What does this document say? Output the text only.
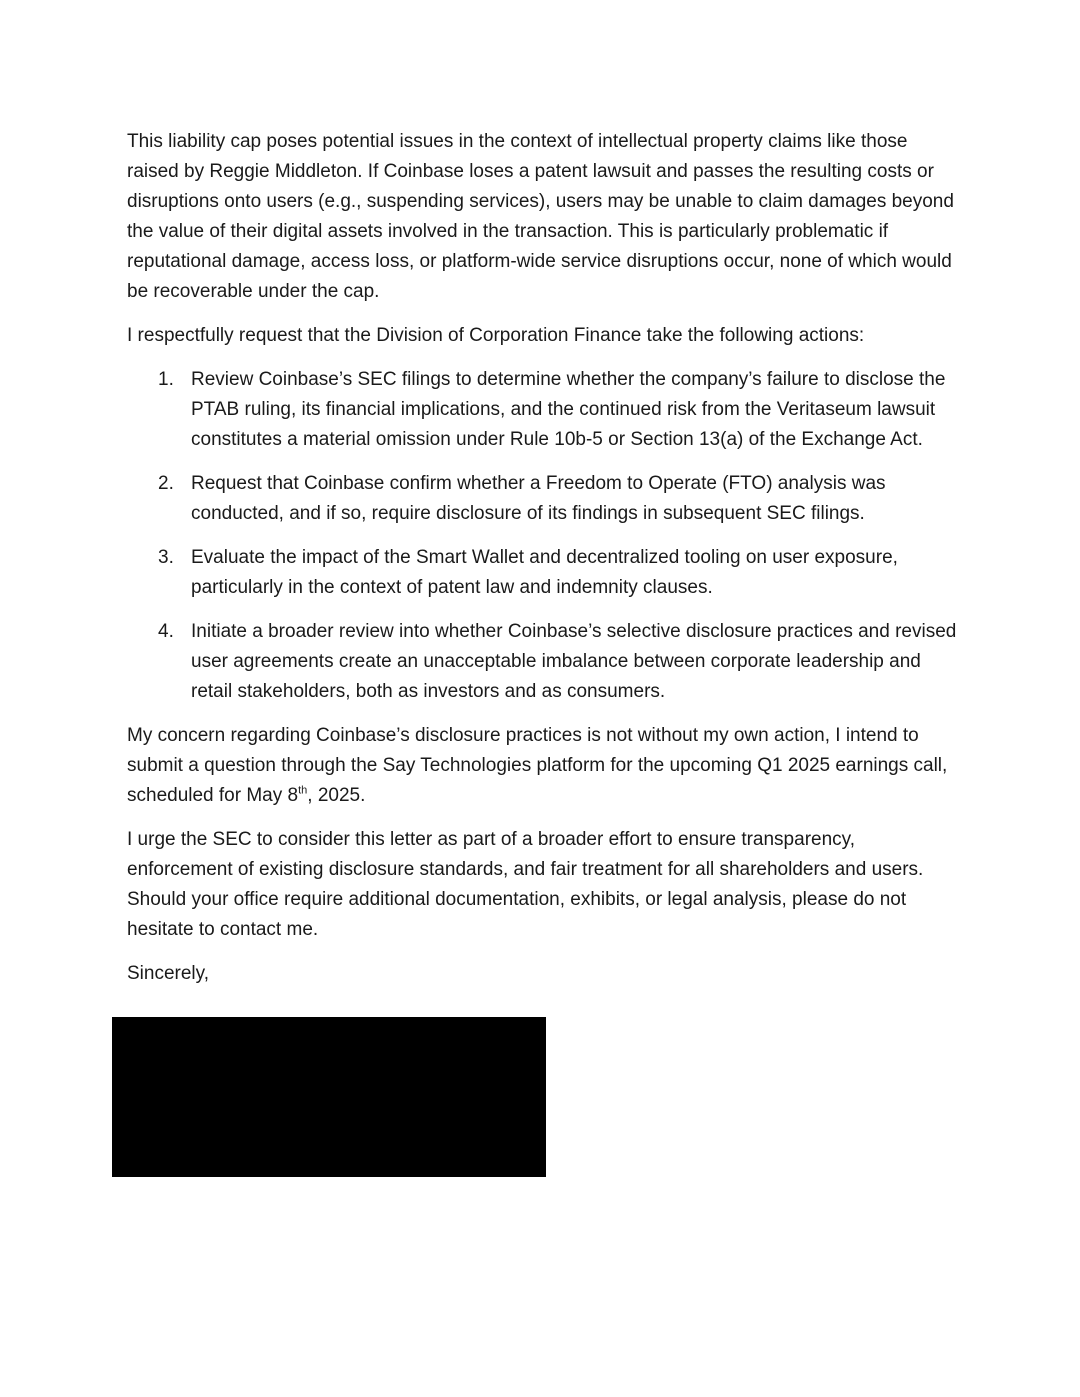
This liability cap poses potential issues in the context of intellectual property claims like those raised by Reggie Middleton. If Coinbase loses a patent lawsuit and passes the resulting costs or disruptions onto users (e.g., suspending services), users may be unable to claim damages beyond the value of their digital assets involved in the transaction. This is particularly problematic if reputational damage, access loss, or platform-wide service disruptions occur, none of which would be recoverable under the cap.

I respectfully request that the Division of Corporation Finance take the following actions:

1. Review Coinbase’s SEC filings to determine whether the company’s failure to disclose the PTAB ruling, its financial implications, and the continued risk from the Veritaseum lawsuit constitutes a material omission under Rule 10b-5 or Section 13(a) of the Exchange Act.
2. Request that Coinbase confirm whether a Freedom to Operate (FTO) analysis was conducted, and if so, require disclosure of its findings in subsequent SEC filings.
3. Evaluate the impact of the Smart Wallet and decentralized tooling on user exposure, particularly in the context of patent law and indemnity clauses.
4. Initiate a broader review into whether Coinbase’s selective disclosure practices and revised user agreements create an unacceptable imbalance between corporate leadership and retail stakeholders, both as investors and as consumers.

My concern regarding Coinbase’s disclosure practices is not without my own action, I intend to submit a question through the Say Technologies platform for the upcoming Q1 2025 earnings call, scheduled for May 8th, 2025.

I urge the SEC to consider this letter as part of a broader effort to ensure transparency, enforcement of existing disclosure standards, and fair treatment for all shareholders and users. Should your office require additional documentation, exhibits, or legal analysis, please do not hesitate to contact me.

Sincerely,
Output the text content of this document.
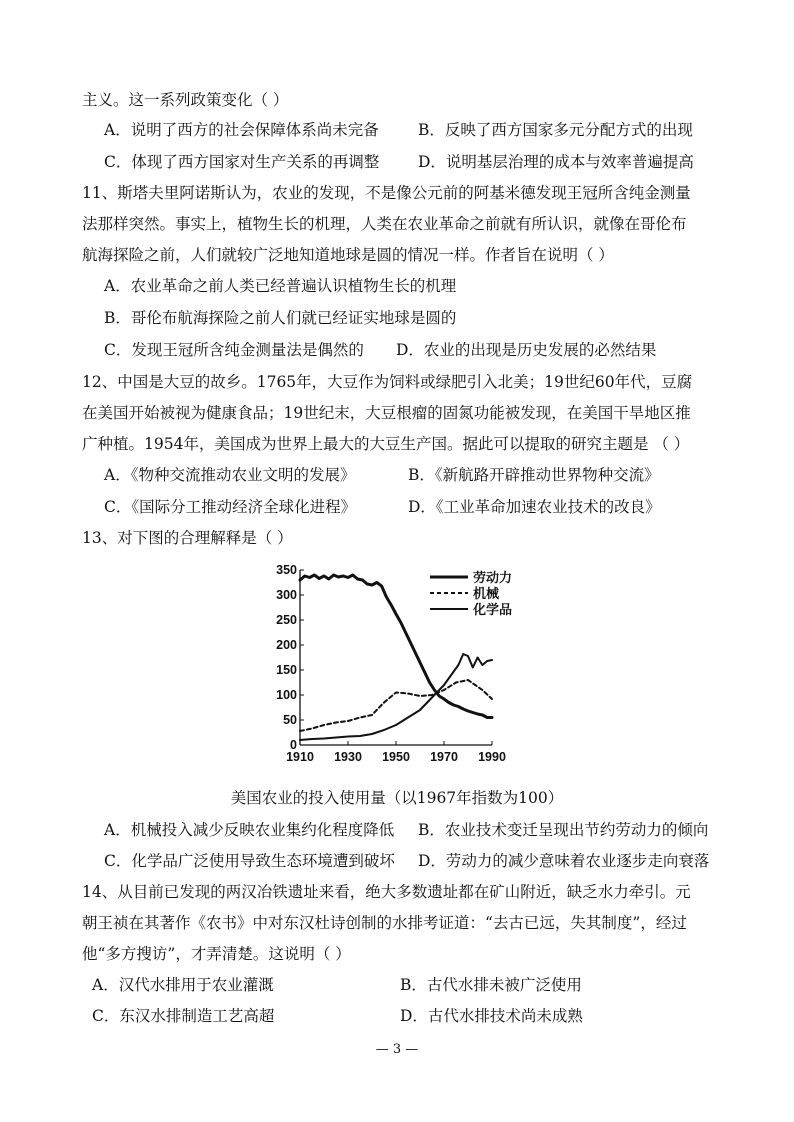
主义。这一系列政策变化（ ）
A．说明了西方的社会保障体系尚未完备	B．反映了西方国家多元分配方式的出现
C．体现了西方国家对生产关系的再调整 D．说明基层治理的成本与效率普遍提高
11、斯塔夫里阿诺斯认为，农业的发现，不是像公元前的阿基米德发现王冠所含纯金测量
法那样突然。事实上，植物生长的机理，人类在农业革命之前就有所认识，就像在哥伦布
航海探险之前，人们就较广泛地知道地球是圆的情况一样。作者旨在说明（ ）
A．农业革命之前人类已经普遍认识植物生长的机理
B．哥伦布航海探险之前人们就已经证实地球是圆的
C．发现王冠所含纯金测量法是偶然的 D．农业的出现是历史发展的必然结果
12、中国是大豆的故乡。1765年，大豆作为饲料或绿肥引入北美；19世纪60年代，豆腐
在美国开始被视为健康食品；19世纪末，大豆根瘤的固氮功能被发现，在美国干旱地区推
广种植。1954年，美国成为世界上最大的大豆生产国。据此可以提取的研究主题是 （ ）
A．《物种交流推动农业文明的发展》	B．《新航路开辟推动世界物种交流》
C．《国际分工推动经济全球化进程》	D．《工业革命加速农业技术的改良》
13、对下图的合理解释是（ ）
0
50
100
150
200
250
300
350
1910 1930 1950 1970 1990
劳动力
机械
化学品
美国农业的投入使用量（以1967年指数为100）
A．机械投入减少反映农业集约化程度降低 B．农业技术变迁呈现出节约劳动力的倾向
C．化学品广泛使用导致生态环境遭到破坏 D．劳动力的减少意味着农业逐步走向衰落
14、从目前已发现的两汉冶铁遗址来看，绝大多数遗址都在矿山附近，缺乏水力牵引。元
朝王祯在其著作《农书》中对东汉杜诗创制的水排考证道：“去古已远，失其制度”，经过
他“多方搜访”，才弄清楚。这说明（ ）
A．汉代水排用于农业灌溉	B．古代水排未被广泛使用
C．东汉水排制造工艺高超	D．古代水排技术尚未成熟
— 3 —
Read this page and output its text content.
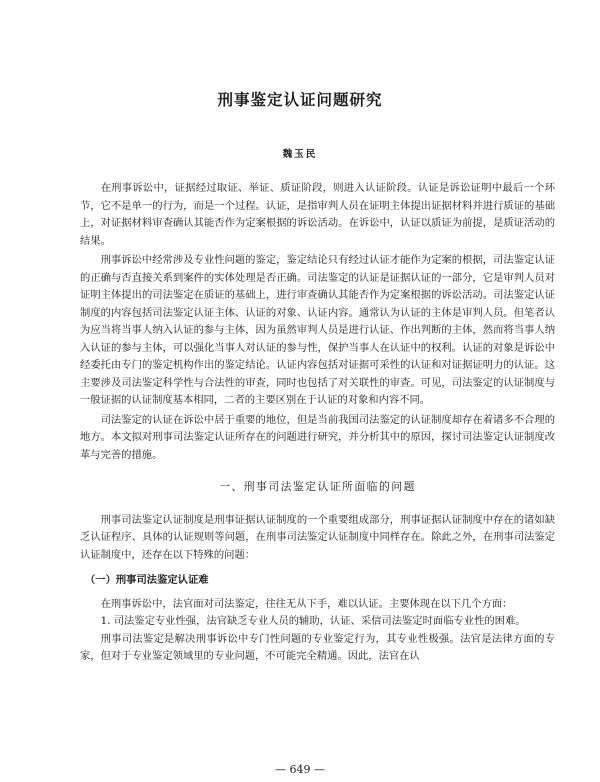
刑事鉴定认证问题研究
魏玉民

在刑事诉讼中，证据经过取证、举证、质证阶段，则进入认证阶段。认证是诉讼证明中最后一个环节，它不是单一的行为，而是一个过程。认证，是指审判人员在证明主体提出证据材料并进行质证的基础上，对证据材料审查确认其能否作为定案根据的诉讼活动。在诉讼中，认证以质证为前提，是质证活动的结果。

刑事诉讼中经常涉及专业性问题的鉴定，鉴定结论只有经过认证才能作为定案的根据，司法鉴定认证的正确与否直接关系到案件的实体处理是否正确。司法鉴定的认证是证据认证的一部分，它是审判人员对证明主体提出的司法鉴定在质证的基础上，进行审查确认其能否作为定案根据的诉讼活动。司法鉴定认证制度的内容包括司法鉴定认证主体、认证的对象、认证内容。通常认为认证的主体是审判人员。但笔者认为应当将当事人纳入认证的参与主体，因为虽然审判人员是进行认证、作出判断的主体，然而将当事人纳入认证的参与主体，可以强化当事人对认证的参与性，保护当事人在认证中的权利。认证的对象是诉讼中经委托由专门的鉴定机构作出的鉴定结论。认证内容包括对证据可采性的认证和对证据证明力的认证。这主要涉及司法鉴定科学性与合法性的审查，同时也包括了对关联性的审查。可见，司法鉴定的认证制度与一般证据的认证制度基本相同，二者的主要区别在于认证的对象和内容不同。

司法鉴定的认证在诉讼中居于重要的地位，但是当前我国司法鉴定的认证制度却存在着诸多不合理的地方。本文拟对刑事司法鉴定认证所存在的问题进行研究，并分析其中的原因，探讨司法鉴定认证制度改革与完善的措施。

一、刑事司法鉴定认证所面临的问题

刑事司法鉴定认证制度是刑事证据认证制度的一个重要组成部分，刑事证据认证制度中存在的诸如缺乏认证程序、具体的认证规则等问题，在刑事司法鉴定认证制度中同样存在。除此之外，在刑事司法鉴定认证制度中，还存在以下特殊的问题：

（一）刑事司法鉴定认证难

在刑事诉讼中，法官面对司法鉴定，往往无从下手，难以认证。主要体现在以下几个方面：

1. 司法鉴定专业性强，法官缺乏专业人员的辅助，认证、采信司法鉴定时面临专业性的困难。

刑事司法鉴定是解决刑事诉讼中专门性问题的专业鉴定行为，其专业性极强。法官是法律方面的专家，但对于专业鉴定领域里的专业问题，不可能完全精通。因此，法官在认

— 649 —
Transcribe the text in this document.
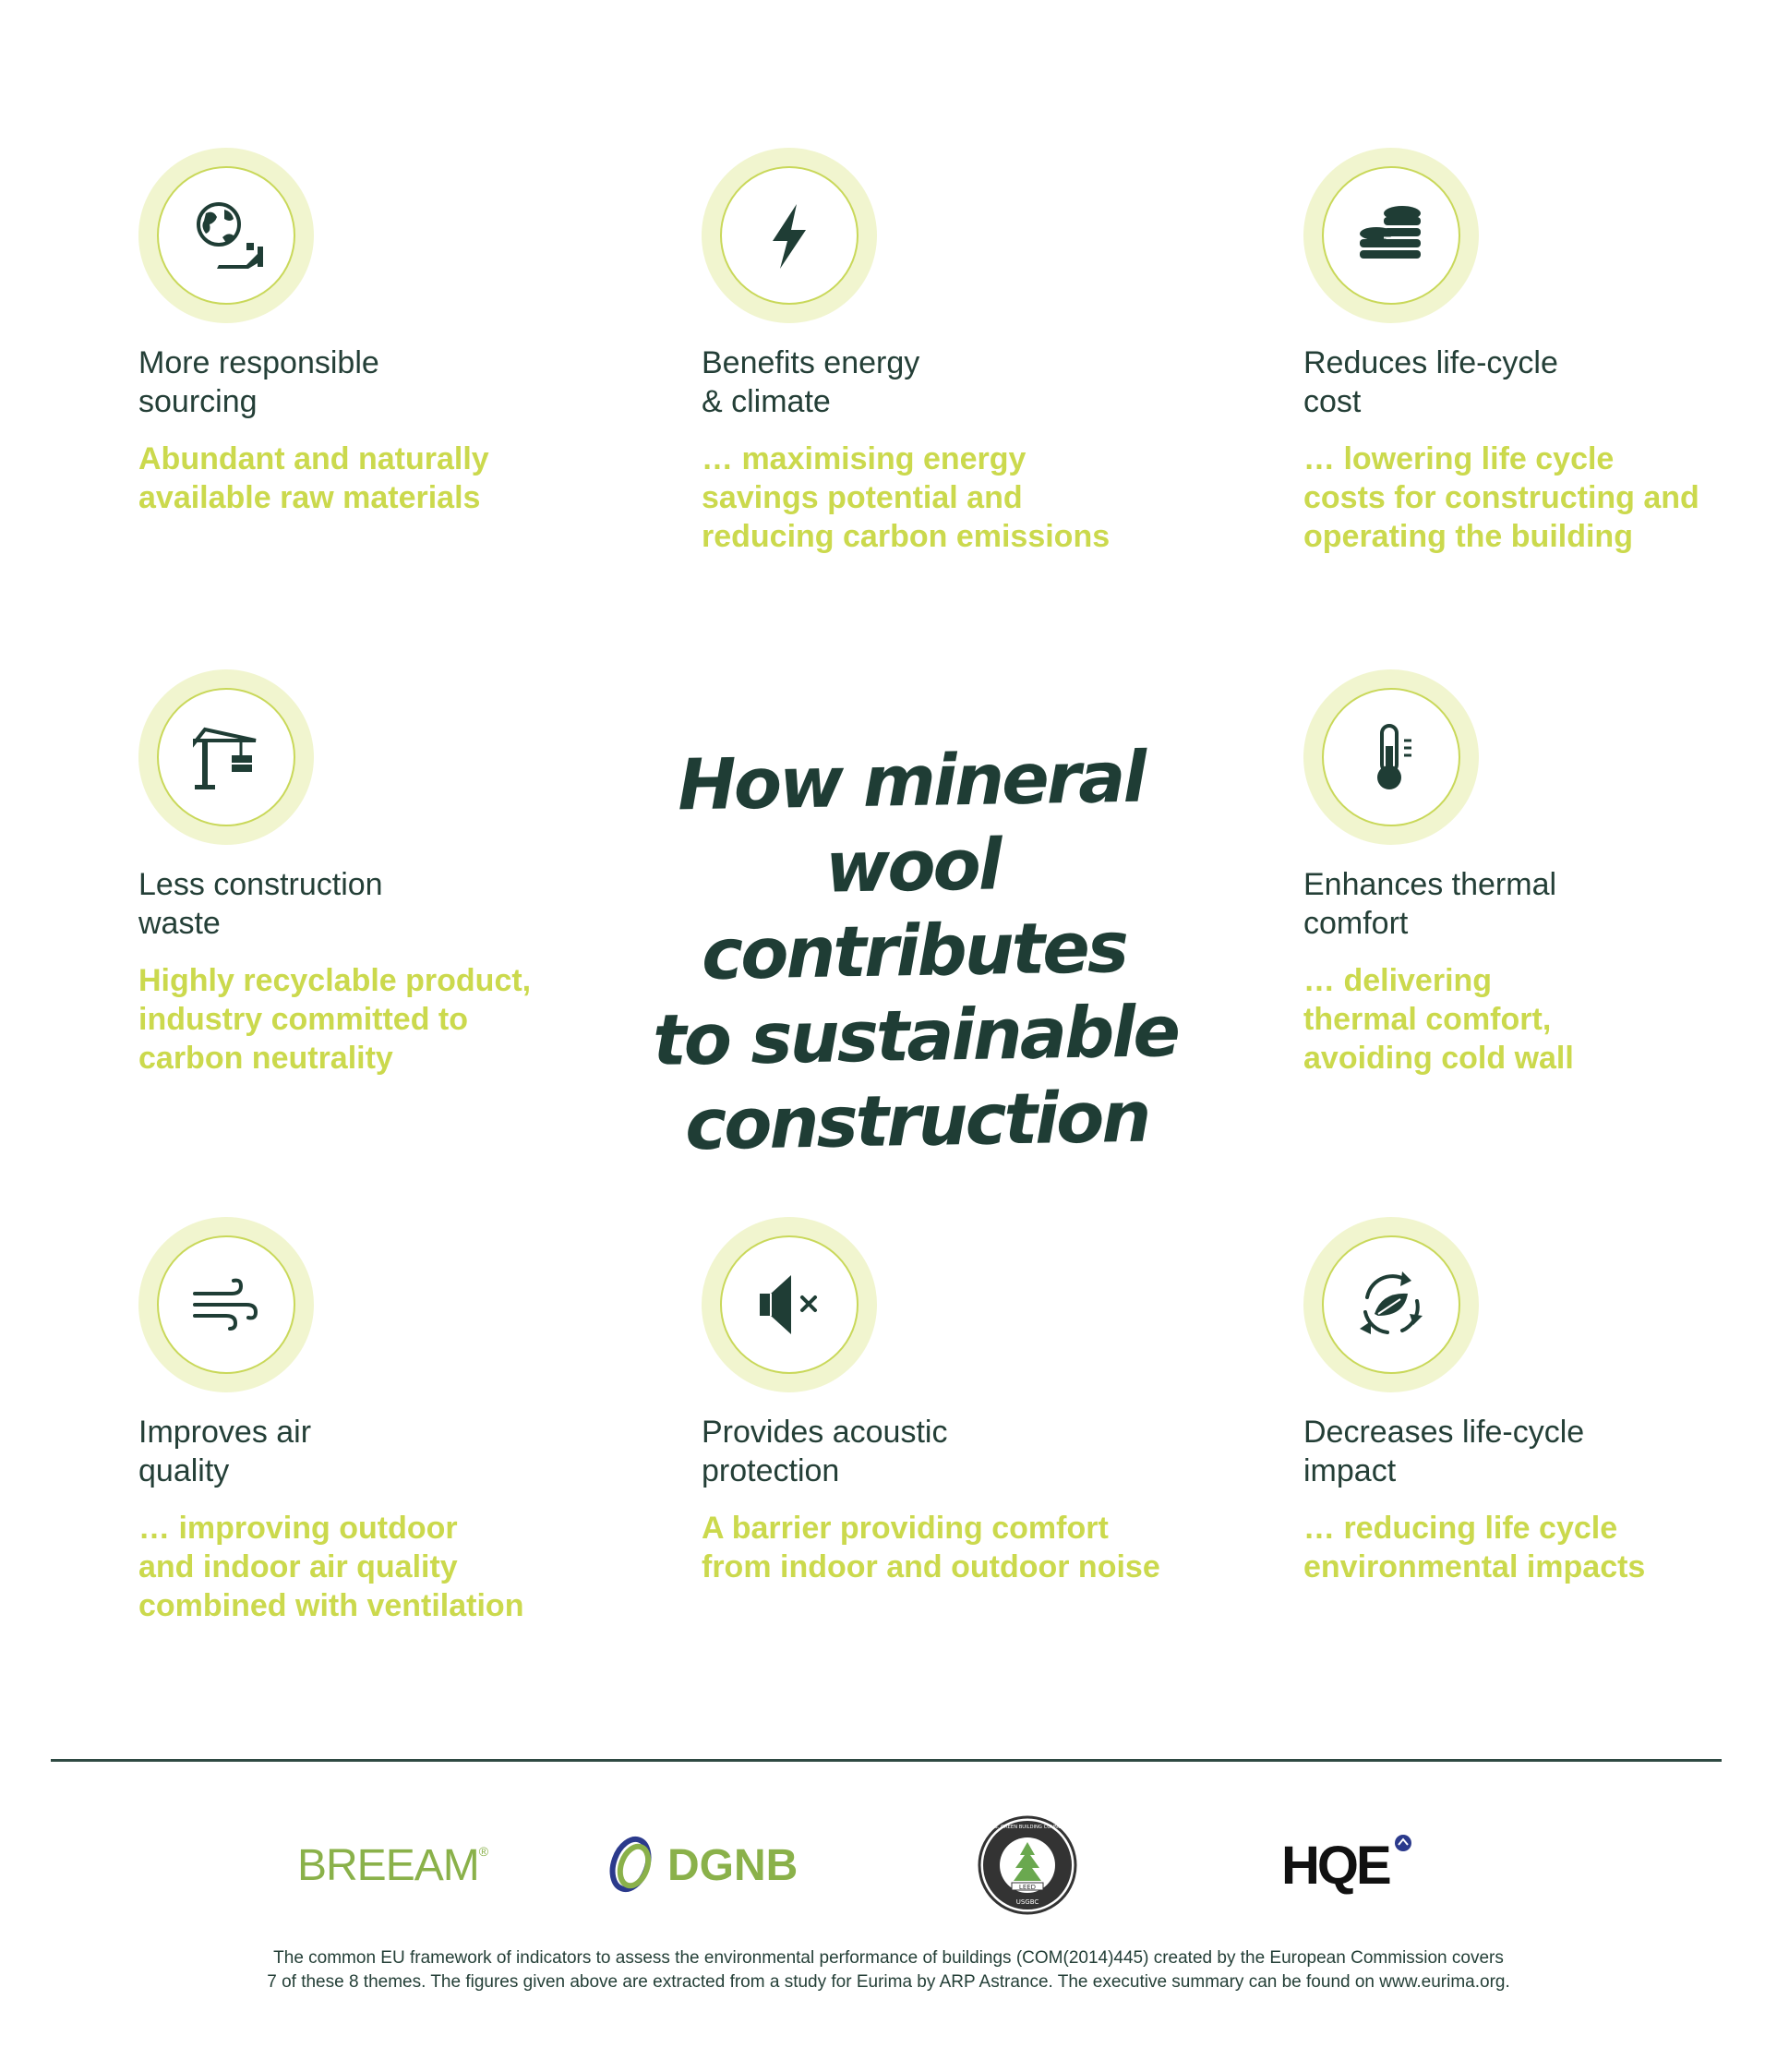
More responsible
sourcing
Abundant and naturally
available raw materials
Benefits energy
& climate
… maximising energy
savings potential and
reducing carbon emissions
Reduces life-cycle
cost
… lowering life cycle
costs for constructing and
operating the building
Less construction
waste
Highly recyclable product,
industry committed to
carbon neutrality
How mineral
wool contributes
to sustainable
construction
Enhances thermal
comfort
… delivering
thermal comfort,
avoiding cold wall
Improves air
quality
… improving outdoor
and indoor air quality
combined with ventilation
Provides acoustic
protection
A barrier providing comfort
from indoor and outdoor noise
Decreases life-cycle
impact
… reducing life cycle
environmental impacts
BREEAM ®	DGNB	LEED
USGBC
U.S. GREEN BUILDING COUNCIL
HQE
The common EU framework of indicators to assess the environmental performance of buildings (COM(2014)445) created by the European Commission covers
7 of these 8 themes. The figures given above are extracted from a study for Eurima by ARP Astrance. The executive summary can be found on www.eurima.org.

▶ Exercise aim: Pick each line holding the word "patent" out of the listing.

▶ Solved problem:
This liability cap poses potential issues in the context of intellectual property claims like those raised by Reggie Middleton. If Coinbase loses a patent lawsuit and passes the resulting costs or disruptions onto users (e.g., suspending services), users may be unable to claim damages beyond the value of their digital assets involved in the transaction. This is particularly problematic if reputational damage, access loss, or platform-wide service disruptions occur, none of which would be recoverable under the cap.
3. Evaluate the impact of the Smart Wallet and decentralized tooling on user exposure, particularly in the context of patent law and indemnity clauses.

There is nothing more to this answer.